_The task_
Show every line below where "Suksesmu" can be found.

_Given records_

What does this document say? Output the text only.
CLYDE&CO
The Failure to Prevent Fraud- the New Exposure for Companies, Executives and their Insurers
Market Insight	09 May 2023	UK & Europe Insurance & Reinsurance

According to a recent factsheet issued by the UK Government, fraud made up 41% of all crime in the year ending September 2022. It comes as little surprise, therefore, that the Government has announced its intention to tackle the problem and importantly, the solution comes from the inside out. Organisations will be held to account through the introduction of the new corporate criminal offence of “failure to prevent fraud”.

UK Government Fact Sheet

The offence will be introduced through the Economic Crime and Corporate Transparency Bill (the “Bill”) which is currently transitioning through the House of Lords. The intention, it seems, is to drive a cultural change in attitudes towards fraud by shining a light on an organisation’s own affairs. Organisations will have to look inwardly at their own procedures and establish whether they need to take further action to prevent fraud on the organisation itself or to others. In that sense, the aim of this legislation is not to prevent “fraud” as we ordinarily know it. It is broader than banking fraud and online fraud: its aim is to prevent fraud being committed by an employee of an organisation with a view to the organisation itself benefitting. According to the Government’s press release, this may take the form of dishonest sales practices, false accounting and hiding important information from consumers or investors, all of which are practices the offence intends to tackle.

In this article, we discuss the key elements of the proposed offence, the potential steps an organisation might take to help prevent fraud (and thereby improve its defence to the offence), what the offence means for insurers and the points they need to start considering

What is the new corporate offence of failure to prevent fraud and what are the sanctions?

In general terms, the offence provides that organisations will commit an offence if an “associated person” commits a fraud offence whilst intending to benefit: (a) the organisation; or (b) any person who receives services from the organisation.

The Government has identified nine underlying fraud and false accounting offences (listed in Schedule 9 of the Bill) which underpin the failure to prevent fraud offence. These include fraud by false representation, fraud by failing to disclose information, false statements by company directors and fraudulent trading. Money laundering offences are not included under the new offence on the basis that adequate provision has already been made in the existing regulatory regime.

---

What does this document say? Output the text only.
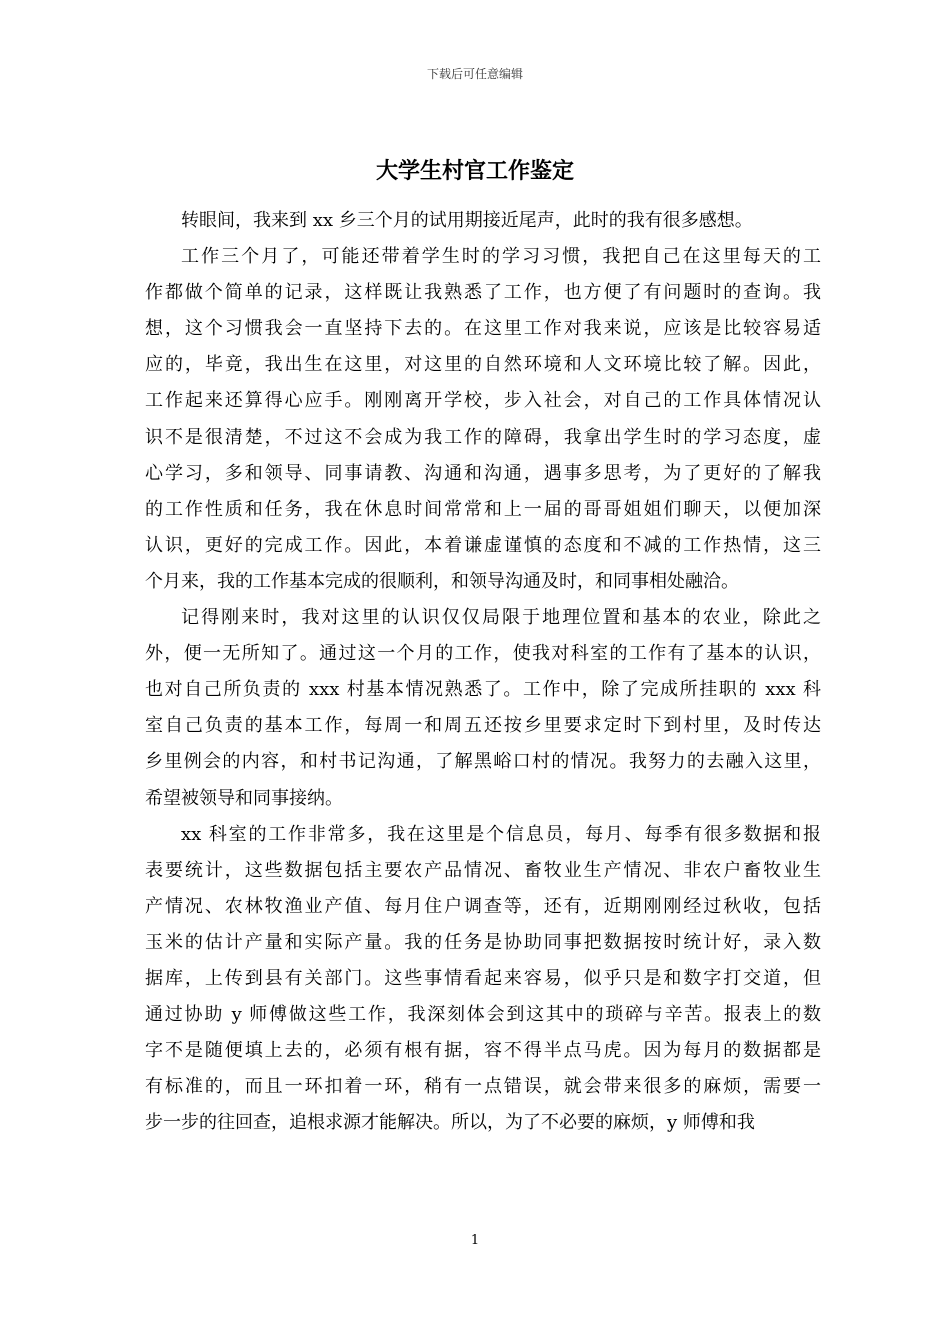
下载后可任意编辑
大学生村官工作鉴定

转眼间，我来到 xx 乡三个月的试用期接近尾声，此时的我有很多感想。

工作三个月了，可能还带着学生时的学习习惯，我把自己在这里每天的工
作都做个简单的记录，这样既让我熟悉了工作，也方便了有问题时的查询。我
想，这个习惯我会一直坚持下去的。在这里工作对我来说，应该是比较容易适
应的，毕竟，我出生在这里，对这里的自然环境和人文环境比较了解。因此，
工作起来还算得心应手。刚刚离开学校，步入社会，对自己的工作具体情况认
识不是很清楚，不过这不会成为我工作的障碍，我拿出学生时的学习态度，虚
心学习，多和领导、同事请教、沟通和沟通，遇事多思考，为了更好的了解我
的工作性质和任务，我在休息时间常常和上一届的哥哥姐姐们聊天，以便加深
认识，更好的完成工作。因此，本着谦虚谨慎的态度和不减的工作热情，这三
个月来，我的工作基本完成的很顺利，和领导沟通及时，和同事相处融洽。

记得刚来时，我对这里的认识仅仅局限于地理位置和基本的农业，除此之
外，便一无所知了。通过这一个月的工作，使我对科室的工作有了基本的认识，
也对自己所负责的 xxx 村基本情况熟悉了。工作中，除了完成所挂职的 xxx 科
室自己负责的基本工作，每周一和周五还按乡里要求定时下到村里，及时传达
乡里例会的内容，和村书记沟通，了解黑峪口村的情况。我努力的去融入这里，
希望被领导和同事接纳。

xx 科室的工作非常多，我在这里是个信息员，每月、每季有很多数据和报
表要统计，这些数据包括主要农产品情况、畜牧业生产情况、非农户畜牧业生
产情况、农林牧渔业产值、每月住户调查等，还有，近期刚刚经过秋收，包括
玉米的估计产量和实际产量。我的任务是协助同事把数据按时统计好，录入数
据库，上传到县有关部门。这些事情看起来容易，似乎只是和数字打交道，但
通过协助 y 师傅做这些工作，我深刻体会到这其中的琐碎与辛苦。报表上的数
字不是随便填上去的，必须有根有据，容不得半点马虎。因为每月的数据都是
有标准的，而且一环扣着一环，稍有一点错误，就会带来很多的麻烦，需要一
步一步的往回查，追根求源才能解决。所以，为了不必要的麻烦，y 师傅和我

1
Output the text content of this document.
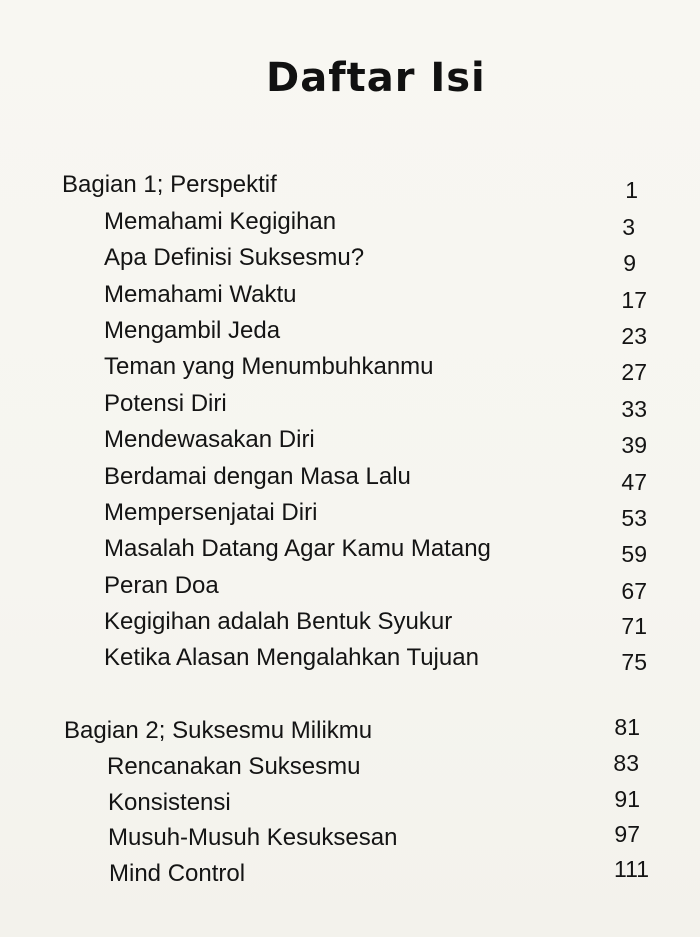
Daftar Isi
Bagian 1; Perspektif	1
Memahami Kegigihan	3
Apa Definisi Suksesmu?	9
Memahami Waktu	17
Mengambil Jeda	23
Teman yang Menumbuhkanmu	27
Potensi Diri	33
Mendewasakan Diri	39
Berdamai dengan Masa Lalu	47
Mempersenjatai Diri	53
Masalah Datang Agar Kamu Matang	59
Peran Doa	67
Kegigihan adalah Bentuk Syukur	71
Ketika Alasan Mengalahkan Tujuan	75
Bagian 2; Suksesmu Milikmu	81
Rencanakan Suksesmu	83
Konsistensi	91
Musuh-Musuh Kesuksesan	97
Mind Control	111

_Written reply_
Apa Definisi Suksesmu?	9
Bagian 2; Suksesmu Milikmu	81
Rencanakan Suksesmu	83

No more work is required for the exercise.